> SHORT TASK
From the entries below, pull out each line where "Plegado" appears.

> RECORDS FOR PROCESSING
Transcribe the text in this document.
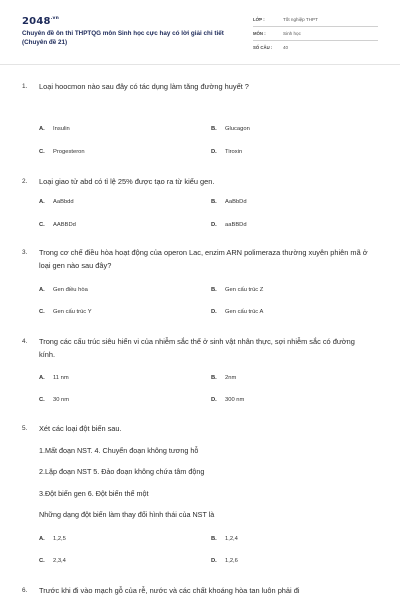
$2048^{.vn}$
Chuyên đề ôn thi THPTQG môn Sinh học cực hay có lời giải chi tiết (Chuyên đề 21)
LỚP :	Tốt nghiệp THPT
MÔN :	Sinh học
SỐ CÂU : 40
1. Loại hoocmon nào sau đây có tác dụng làm tăng đường huyết ?
A. Insulin	B. Glucagon
C. Progesteron	D. Tiroxin
2. Loại giao tử abd có tỉ lệ 25% được tạo ra từ kiểu gen.
A. AaBbdd	B. AaBbDd
C. AABBDd	D. aaBBDd
3. Trong cơ chế điều hòa hoạt động của operon Lac, enzim ARN polimeraza thường xuyên phiên mã ở loại gen nào sau đây?
A. Gen điều hòa	B. Gen cấu trúc Z
C. Gen cấu trúc Y	D. Gen cấu trúc A
4. Trong các cấu trúc siêu hiển vi của nhiễm sắc thể ở sinh vật nhân thực, sợi nhiễm sắc có đường kính.
A. 11 nm	B. 2nm
C. 30 nm	D. 300 nm
5. Xét các loại đột biến sau.
1.Mất đoạn NST. 4. Chuyển đoạn không tương hỗ
2.Lặp đoạn NST 5. Đảo đoạn không chứa tâm động
3.Đột biến gen 6. Đột biến thể một
Những dạng đột biến làm thay đổi hình thái của NST là
A. 1,2,5	B. 1,2,4
C. 2,3,4	D. 1,2,6
6. Trước khi đi vào mạch gỗ của rễ, nước và các chất khoáng hòa tan luôn phải đi
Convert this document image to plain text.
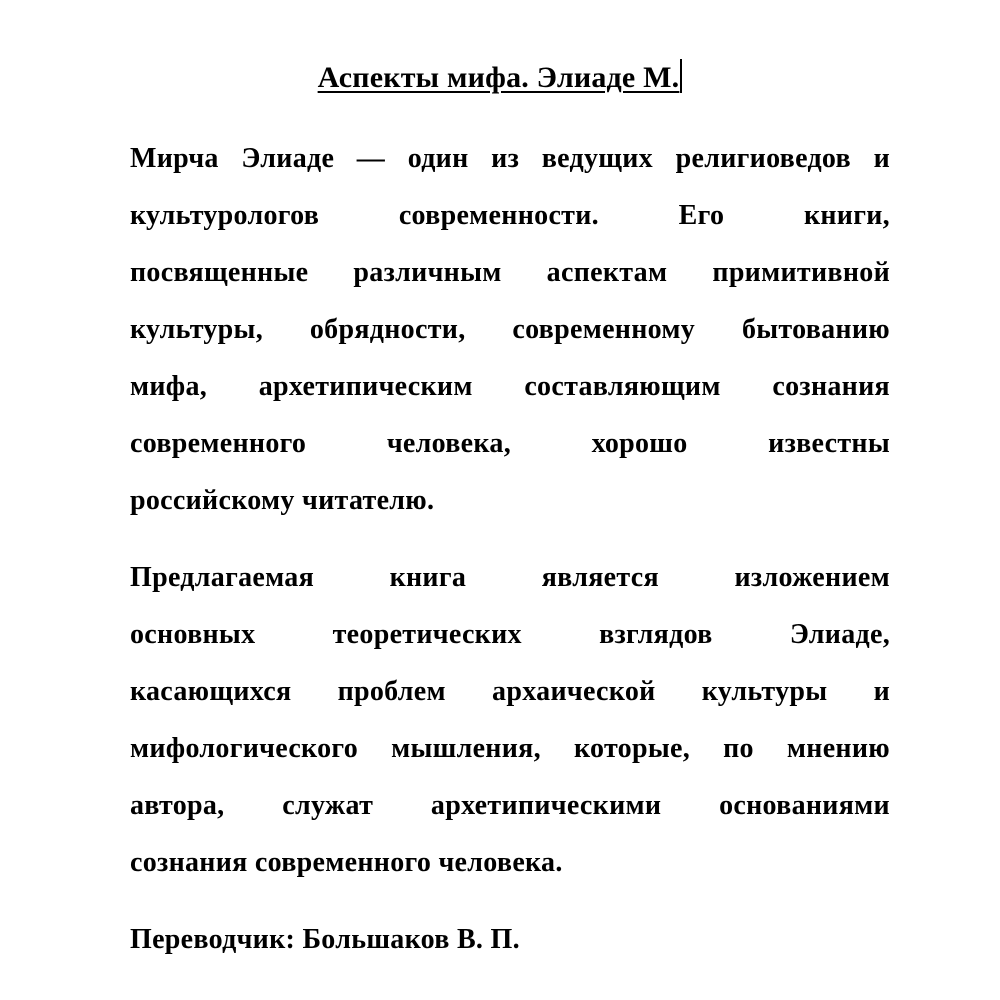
Аспекты мифа. Элиаде М.

Мирча Элиаде — один из ведущих религиоведов и
культурологов современности. Его книги,
посвященные различным аспектам примитивной
культуры, обрядности, современному бытованию
мифа, архетипическим составляющим сознания
современного человека, хорошо известны
российскому читателю.

Предлагаемая книга является изложением
основных теоретических взглядов Элиаде,
касающихся проблем архаической культуры и
мифологического мышления, которые, по мнению
автора, служат архетипическими основаниями
сознания современного человека.

Переводчик: Большаков В. П.
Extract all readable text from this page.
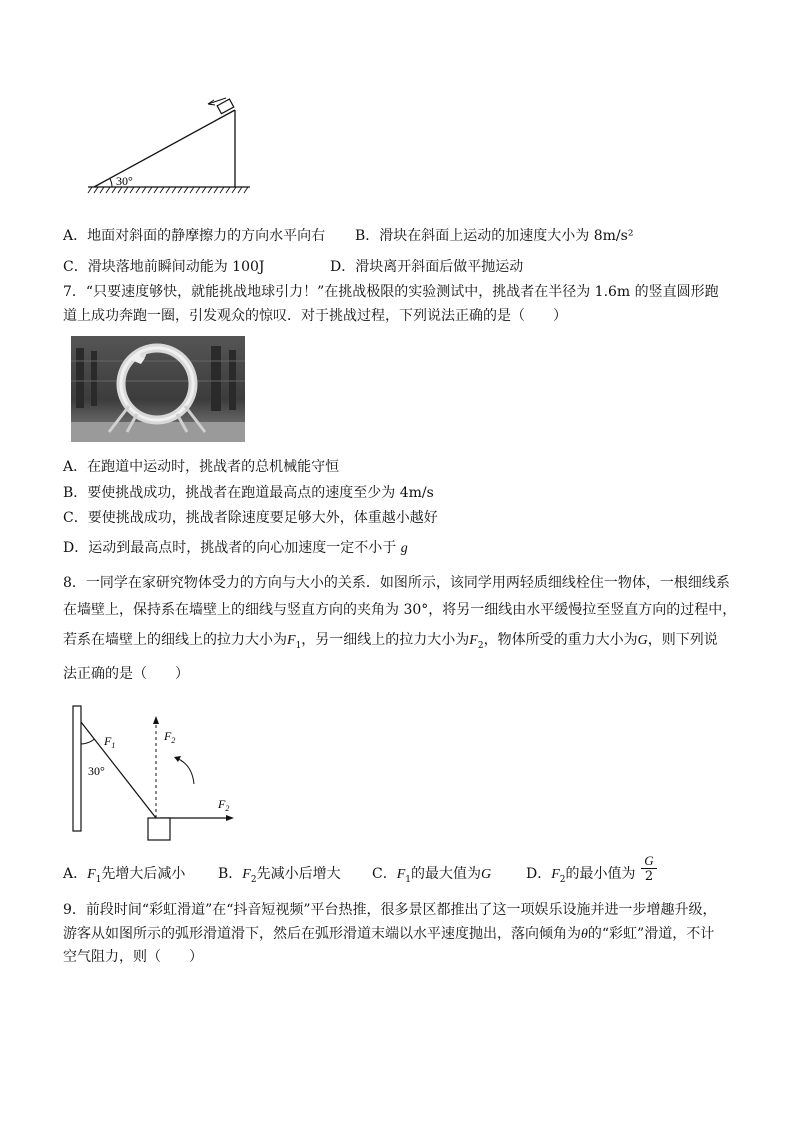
30°
A．地面对斜面的静摩擦力的方向水平向右 B．滑块在斜面上运动的加速度大小为 8m/s²
C．滑块落地前瞬间动能为 100J	D．滑块离开斜面后做平抛运动
7．“只要速度够快，就能挑战地球引力！”在挑战极限的实验测试中，挑战者在半径为 1.6m 的竖直圆形跑
道上成功奔跑一圈，引发观众的惊叹．对于挑战过程，下列说法正确的是（　　）
A．在跑道中运动时，挑战者的总机械能守恒
B．要使挑战成功，挑战者在跑道最高点的速度至少为 4m/s
C．要使挑战成功，挑战者除速度要足够大外，体重越小越好
D．运动到最高点时，挑战者的向心加速度一定不小于 g
8．一同学在家研究物体受力的方向与大小的关系．如图所示，该同学用两轻质细线栓住一物体，一根细线系
在墙壁上，保持系在墙壁上的细线与竖直方向的夹角为 30°，将另一细线由水平缓慢拉至竖直方向的过程中，
若系在墙壁上的细线上的拉力大小为$F_1$，另一细线上的拉力大小为$F_2$，物体所受的重力大小为G，则下列说
法正确的是（　　）
$F_1$
30°
$F_2$
$F_2$
A．$F_1$先增大后减小 B．$F_2$先减小后增大 C．$F_1$的最大值为G D．$F_2$的最小值为 $\frac{G}{2}$
9．前段时间“彩虹滑道”在“抖音短视频”平台热推，很多景区都推出了这一项娱乐设施并进一步增趣升级，
游客从如图所示的弧形滑道滑下，然后在弧形滑道末端以水平速度抛出，落向倾角为θ的“彩虹”滑道，不计
空气阻力，则（　　）
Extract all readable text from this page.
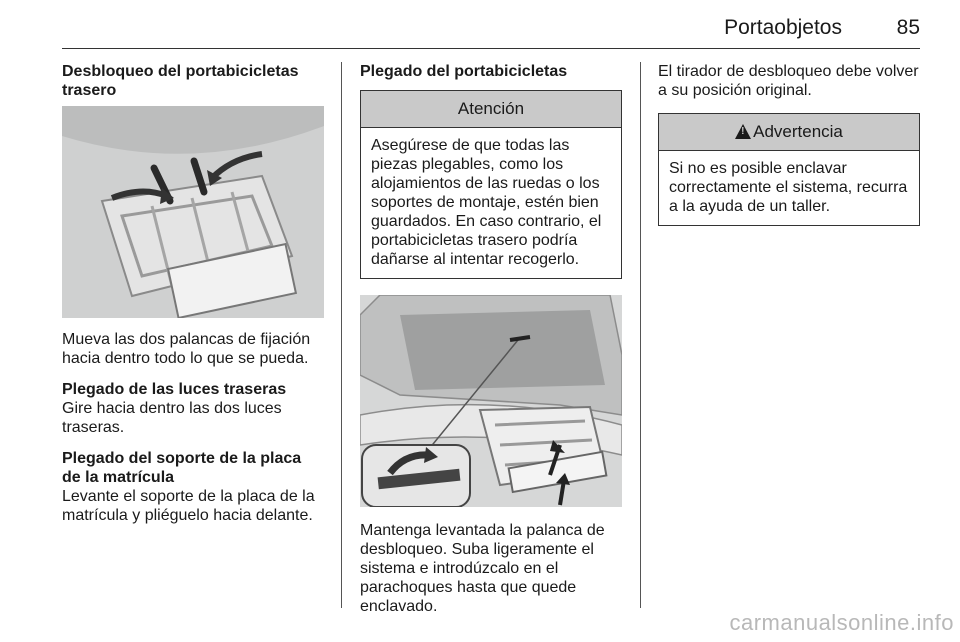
Portaobjetos	85
Desbloqueo del portabicicletas trasero

Mueva las dos palancas de fijación hacia dentro todo lo que se pueda.

Plegado de las luces traseras

Gire hacia dentro las dos luces traseras.

Plegado del soporte de la placa de la matrícula

Levante el soporte de la placa de la matrícula y pliéguelo hacia delante.

Plegado del portabicicletas
Atención
Asegúrese de que todas las piezas plegables, como los alojamientos de las ruedas o los soportes de montaje, estén bien guardados. En caso contrario, el portabicicletas trasero podría dañarse al intentar recogerlo.

Mantenga levantada la palanca de desbloqueo. Suba ligeramente el sistema e introdúzcalo en el parachoques hasta que quede enclavado.

El tirador de desbloqueo debe volver a su posición original.

!Advertencia
Si no es posible enclavar correctamente el sistema, recurra a la ayuda de un taller.
carmanualsonline.info
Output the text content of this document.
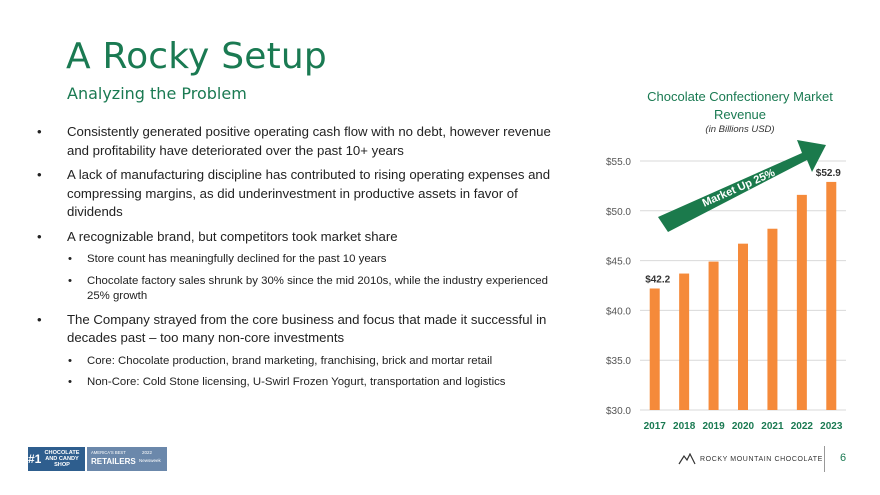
A Rocky Setup
Analyzing the Problem
• Consistently generated positive operating cash flow with no debt, however revenue and profitability have deteriorated over the past 10+ years
• A lack of manufacturing discipline has contributed to rising operating expenses and compressing margins, as did underinvestment in productive assets in favor of dividends
• A recognizable brand, but competitors took market share
• Store count has meaningfully declined for the past 10 years
• Chocolate factory sales shrunk by 30% since the mid 2010s, while the industry experienced 25% growth
• The Company strayed from the core business and focus that made it successful in decades past – too many non-core investments
• Core: Chocolate production, brand marketing, franchising, brick and mortar retail
• Non-Core: Cold Stone licensing, U-Swirl Frozen Yogurt, transportation and logistics
Chocolate Confectionery Market Revenue
(in Billions USD)
$30.0
$35.0
$40.0
$45.0
$50.0
$55.0
2017
$42.2
2018 2019 2020 2021 2022 2023
$52.9
Market Up 25%
#1 CHOCOLATE AND CANDY SHOP
AMERICA'S BEST
RETAILERS
2022
Newsweek	ROCKY MOUNTAIN CHOCOLATE 6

> THE REPLY
Plegado de las luces traseras
Plegado del soporte de la placa de la matrícula
Plegado del portabicicletas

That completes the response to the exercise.